Challenge: Copy out every line containing the word "document".
--- START Supplied records ---
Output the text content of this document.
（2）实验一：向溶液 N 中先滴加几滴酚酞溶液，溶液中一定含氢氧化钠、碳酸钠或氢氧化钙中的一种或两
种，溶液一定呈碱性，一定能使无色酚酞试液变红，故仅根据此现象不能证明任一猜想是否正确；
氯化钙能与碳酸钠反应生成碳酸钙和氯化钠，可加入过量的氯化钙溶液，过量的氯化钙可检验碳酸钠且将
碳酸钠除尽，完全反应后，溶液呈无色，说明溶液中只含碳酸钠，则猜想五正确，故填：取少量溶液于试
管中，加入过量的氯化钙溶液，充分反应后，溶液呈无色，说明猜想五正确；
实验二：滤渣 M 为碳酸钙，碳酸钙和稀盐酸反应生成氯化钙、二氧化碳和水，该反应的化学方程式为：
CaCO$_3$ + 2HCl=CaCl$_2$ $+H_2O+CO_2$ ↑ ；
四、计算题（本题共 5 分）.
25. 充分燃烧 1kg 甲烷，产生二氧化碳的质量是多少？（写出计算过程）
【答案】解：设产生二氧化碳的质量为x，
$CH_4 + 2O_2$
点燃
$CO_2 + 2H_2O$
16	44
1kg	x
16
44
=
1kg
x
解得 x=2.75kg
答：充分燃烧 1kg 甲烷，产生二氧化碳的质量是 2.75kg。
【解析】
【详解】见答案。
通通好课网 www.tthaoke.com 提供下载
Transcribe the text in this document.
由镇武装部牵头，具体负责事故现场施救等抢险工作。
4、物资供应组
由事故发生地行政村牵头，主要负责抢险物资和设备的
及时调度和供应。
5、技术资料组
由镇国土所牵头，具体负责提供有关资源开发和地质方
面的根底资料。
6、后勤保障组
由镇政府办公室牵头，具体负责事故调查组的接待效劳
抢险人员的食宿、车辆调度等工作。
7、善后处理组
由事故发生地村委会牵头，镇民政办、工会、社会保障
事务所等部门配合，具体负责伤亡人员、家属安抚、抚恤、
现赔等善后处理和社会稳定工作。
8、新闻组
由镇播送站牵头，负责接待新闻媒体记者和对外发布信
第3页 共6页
--- END Supplied records ---
Task solution:
Output the text content of this document.
Transcribe the text in this document.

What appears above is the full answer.